**Task**
Repeat the data verbatim.

**Given data**
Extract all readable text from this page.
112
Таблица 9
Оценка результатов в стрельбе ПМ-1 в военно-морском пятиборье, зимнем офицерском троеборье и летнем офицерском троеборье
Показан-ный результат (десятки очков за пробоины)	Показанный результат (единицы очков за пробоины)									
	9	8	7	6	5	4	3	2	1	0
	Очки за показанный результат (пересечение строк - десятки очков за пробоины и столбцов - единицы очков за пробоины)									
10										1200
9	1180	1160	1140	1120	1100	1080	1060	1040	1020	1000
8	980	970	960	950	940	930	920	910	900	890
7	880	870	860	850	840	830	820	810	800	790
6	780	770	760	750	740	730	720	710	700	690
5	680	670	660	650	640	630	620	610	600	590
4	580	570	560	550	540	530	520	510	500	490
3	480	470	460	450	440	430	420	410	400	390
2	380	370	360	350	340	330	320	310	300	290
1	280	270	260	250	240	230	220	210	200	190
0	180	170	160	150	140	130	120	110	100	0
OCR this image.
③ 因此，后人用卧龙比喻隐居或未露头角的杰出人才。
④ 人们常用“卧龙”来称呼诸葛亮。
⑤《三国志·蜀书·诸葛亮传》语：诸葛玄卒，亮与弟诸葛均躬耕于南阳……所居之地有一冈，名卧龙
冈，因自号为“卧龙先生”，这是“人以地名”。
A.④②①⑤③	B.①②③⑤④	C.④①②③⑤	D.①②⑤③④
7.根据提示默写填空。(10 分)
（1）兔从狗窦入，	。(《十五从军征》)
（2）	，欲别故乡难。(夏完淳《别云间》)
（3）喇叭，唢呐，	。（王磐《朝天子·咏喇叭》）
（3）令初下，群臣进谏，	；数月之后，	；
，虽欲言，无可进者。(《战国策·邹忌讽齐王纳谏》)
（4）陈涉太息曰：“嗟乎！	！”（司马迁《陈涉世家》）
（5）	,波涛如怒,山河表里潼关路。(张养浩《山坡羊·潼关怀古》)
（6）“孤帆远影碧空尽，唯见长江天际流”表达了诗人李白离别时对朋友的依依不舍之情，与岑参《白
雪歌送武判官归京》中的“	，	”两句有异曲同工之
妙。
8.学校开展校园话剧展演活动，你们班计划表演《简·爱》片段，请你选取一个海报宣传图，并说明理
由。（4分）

**Complete output**
Extract all readable text from this page.
112
Таблица 9
Оценка результатов в стрельбе ПМ-1 в военно-морском пятиборье, зимнем офицерском троеборье и летнем офицерском троеборье
Показан-ный результат (десятки очков за пробоины)	Показанный результат (единицы очков за пробоины)									
	9	8	7	6	5	4	3	2	1	0
	Очки за показанный результат (пересечение строк - десятки очков за пробоины и столбцов - единицы очков за пробоины)									
10										1200
9	1180	1160	1140	1120	1100	1080	1060	1040	1020	1000
8	980	970	960	950	940	930	920	910	900	890
7	880	870	860	850	840	830	820	810	800	790
6	780	770	760	750	740	730	720	710	700	690
5	680	670	660	650	640	630	620	610	600	590
4	580	570	560	550	540	530	520	510	500	490
3	480	470	460	450	440	430	420	410	400	390
2	380	370	360	350	340	330	320	310	300	290
1	280	270	260	250	240	230	220	210	200	190
0	180	170	160	150	140	130	120	110	100	0
OCR this image.
③ 因此，后人用卧龙比喻隐居或未露头角的杰出人才。
④ 人们常用“卧龙”来称呼诸葛亮。
⑤《三国志·蜀书·诸葛亮传》语：诸葛玄卒，亮与弟诸葛均躬耕于南阳……所居之地有一冈，名卧龙
冈，因自号为“卧龙先生”，这是“人以地名”。
A.④②①⑤③	B.①②③⑤④	C.④①②③⑤	D.①②⑤③④
7.根据提示默写填空。(10 分)
（1）兔从狗窦入，	。(《十五从军征》)
（2）	，欲别故乡难。(夏完淳《别云间》)
（3）喇叭，唢呐，	。（王磐《朝天子·咏喇叭》）
（3）令初下，群臣进谏，	；数月之后，	；
，虽欲言，无可进者。(《战国策·邹忌讽齐王纳谏》)
（4）陈涉太息曰：“嗟乎！	！”（司马迁《陈涉世家》）
（5）	,波涛如怒,山河表里潼关路。(张养浩《山坡羊·潼关怀古》)
（6）“孤帆远影碧空尽，唯见长江天际流”表达了诗人李白离别时对朋友的依依不舍之情，与岑参《白
雪歌送武判官归京》中的“	，	”两句有异曲同工之
妙。
8.学校开展校园话剧展演活动，你们班计划表演《简·爱》片段，请你选取一个海报宣传图，并说明理
由。（4分）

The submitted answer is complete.